(Collected data entries)
★ ★ ★ ★ ★ ★ ★

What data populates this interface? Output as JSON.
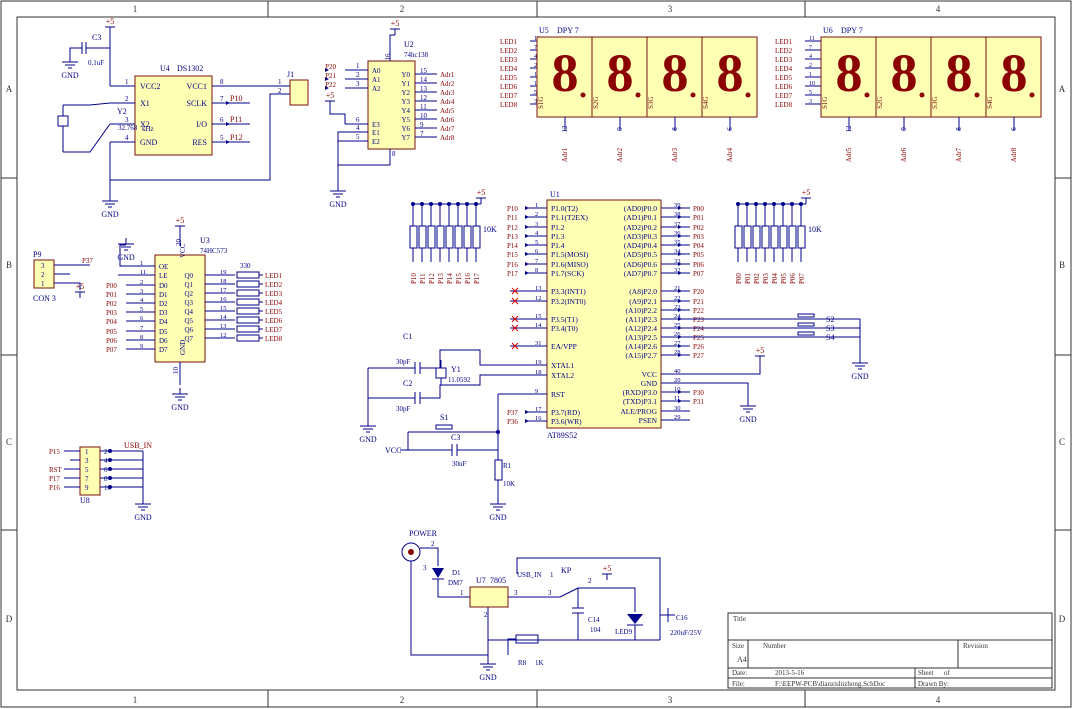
{
  "border": {
    "cols": [
      "1",
      "2",
      "3",
      "4"
    ],
    "rows": [
      "A",
      "B",
      "C",
      "D"
    ]
  },
  "u4": {
    "ref": "U4",
    "part": "DS1302",
    "pins": [
      "VCC2",
      "X1",
      "X2",
      "GND",
      "VCC1",
      "SCLK",
      "I/O",
      "RES"
    ],
    "nums": [
      "1",
      "2",
      "3",
      "4",
      "8",
      "7",
      "6",
      "5"
    ],
    "nets": [
      "P10",
      "P11",
      "P12"
    ]
  },
  "c3top": {
    "ref": "C3",
    "val": "0.1uF"
  },
  "y2": {
    "ref": "Y2",
    "val": "32.768",
    "unit": "kHz"
  },
  "j1": {
    "ref": "J1",
    "pins": [
      "1",
      "2"
    ]
  },
  "u2": {
    "ref": "U2",
    "part": "74hc138",
    "inputs": [
      "A0",
      "A1",
      "A2",
      "E3",
      "E1",
      "E2"
    ],
    "in_nums": [
      "1",
      "2",
      "3",
      "6",
      "4",
      "5"
    ],
    "in_nets": [
      "P20",
      "P21",
      "P22"
    ],
    "outputs": [
      "Y0",
      "Y1",
      "Y2",
      "Y3",
      "Y4",
      "Y5",
      "Y6",
      "Y7"
    ],
    "out_nums": [
      "15",
      "14",
      "13",
      "12",
      "11",
      "10",
      "9",
      "7"
    ],
    "adr": [
      "Adr1",
      "Adr2",
      "Adr3",
      "Adr4",
      "Adr5",
      "Adr6",
      "Adr7",
      "Adr8"
    ],
    "vcc": "VCC",
    "vcc_num": "16",
    "gnd": "GND",
    "gnd_num": "8"
  },
  "u5": {
    "ref": "U5",
    "part": "DPY 7",
    "leds": [
      "LED1",
      "LED2",
      "LED3",
      "LED4",
      "LED5",
      "LED6",
      "LED7",
      "LED8"
    ],
    "nums": [
      "11",
      "7",
      "4",
      "2",
      "1",
      "10",
      "5",
      "3"
    ],
    "segs": [
      "a",
      "b",
      "c",
      "d",
      "e",
      "f",
      "g",
      "dp"
    ],
    "sw": [
      "S1G",
      "S2G",
      "S3G",
      "S4G"
    ],
    "adr": [
      "Adr1",
      "Adr2",
      "Adr3",
      "Adr4"
    ],
    "adr_nums": [
      "12",
      "9",
      "8",
      "6"
    ],
    "digit": "8"
  },
  "u6": {
    "ref": "U6",
    "part": "DPY 7",
    "sw": [
      "S1G",
      "S2G",
      "S3G",
      "S4G"
    ],
    "adr": [
      "Adr5",
      "Adr6",
      "Adr7",
      "Adr8"
    ],
    "adr_nums": [
      "12",
      "9",
      "8",
      "6"
    ]
  },
  "rn1": {
    "val": "10K",
    "nets": [
      "P10",
      "P11",
      "P12",
      "P13",
      "P14",
      "P15",
      "P16",
      "P17"
    ]
  },
  "rn2": {
    "val": "10K",
    "nets": [
      "P00",
      "P01",
      "P02",
      "P03",
      "P04",
      "P05",
      "P06",
      "P07"
    ]
  },
  "u1": {
    "ref": "U1",
    "part": "AT89S52",
    "left": [
      "P1.0(T2)",
      "P1.1(T2EX)",
      "P1.2",
      "P1.3",
      "P1.4",
      "P1.5(MOSI)",
      "P1.6(MISO)",
      "P1.7(SCK)",
      "P3.3(INT1)",
      "P3.2(INT0)",
      "P3.5(T1)",
      "P3.4(T0)",
      "EA/VPP",
      "XTAL1",
      "XTAL2",
      "RST",
      "P3.7(RD)",
      "P3.6(WR)"
    ],
    "left_nums": [
      "1",
      "2",
      "3",
      "4",
      "5",
      "6",
      "7",
      "8",
      "13",
      "12",
      "15",
      "14",
      "31",
      "19",
      "18",
      "9",
      "17",
      "16"
    ],
    "left_nets": [
      "P10",
      "P11",
      "P12",
      "P13",
      "P14",
      "P15",
      "P16",
      "P17",
      "",
      "",
      "",
      "",
      "",
      "",
      "",
      "",
      "P37",
      "P36"
    ],
    "right": [
      "(AD0)P0.0",
      "(AD1)P0.1",
      "(AD2)P0.2",
      "(AD3)P0.3",
      "(AD4)P0.4",
      "(AD5)P0.5",
      "(AD6)P0.6",
      "(AD7)P0.7",
      "(A8)P2.0",
      "(A9)P2.1",
      "(A10)P2.2",
      "(A11)P2.3",
      "(A12)P2.4",
      "(A13)P2.5",
      "(A14)P2.6",
      "(A15)P2.7",
      "VCC",
      "GND",
      "(RXD)P3.0",
      "(TXD)P3.1",
      "ALE/PROG",
      "PSEN"
    ],
    "right_nums": [
      "39",
      "38",
      "37",
      "36",
      "35",
      "34",
      "33",
      "32",
      "21",
      "22",
      "23",
      "24",
      "25",
      "26",
      "27",
      "28",
      "40",
      "20",
      "10",
      "11",
      "30",
      "29"
    ],
    "right_nets": [
      "P00",
      "P01",
      "P02",
      "P03",
      "P04",
      "P05",
      "P06",
      "P07",
      "P20",
      "P21",
      "P22",
      "P23",
      "P24",
      "P25",
      "P26",
      "P27",
      "",
      "",
      "P30",
      "P31",
      "",
      ""
    ]
  },
  "p9": {
    "ref": "P9",
    "part": "CON 3",
    "pins": [
      "3",
      "2",
      "1"
    ],
    "net": "P37"
  },
  "u3": {
    "ref": "U3",
    "part": "74HC573",
    "in": [
      "OE",
      "LE",
      "D0",
      "D1",
      "D2",
      "D3",
      "D4",
      "D5",
      "D6",
      "D7"
    ],
    "in_nums": [
      "1",
      "11",
      "2",
      "3",
      "4",
      "5",
      "6",
      "7",
      "8",
      "9"
    ],
    "in_nets": [
      "P00",
      "P01",
      "P02",
      "P03",
      "P04",
      "P05",
      "P06",
      "P07"
    ],
    "out": [
      "Q0",
      "Q1",
      "Q2",
      "Q3",
      "Q4",
      "Q5",
      "Q6",
      "Q7"
    ],
    "out_nums": [
      "19",
      "18",
      "17",
      "16",
      "15",
      "14",
      "13",
      "12"
    ],
    "vcc": "VCC",
    "vcc_num": "20",
    "gnd": "GND",
    "gnd_num": "10",
    "res": "330",
    "leds": [
      "LED1",
      "LED2",
      "LED3",
      "LED4",
      "LED5",
      "LED6",
      "LED7",
      "LED8"
    ]
  },
  "osc": {
    "c1": "C1",
    "c1v": "30pF",
    "c2": "C2",
    "c2v": "30pF",
    "y1": "Y1",
    "y1v": "11.0592"
  },
  "reset": {
    "s1": "S1",
    "c3": "C3",
    "c3v": "30uF",
    "r1": "R1",
    "r1v": "10K",
    "vcc": "VCC"
  },
  "keys": [
    "S2",
    "S3",
    "S4"
  ],
  "u8": {
    "ref": "U8",
    "pins": [
      "1",
      "2",
      "3",
      "4",
      "5",
      "6",
      "7",
      "8",
      "9",
      "10"
    ],
    "label": "USB_IN",
    "nets": [
      "P15",
      "RST",
      "P17",
      "P16"
    ]
  },
  "power": {
    "title": "POWER",
    "d1": "D1",
    "d1p": "DM7",
    "u7": "U7",
    "u7p": "7805",
    "u7pins": [
      "1",
      "2",
      "3"
    ],
    "usb": "USB_IN",
    "kp": "KP",
    "kpnums": [
      "1",
      "2",
      "3"
    ],
    "c14": "C14",
    "c14v": "104",
    "led9": "LED9",
    "r8": "R8",
    "r8v": "1K",
    "c16": "C16",
    "c16v": "220uF/25V",
    "pnums": [
      "2",
      "3"
    ]
  },
  "sym": {
    "p5": "+5",
    "gnd": "GND"
  },
  "title": {
    "title": "Title",
    "size": "Size",
    "size_v": "A4",
    "number": "Number",
    "revision": "Revision",
    "date": "Date:",
    "date_v": "2013-5-16",
    "sheet": "Sheet",
    "of": "of",
    "file": "File:",
    "file_v": "F:\\EEPW-PCB\\dianzishizhong.SchDoc",
    "drawn": "Drawn By:"
  }
}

★ ★ ★ ★ ★ ★ ★

■ GIVEN REQUEST ■
In the entries above, find every line holding the word "part" and copy it out.

■ FINISHED EXERCISE ■
    "part": "DS1302",
    "part": "74hc138",
    "part": "DPY 7",
    "part": "DPY 7",
    "part": "AT89S52",
    "part": "CON 3",
    "part": "74HC573",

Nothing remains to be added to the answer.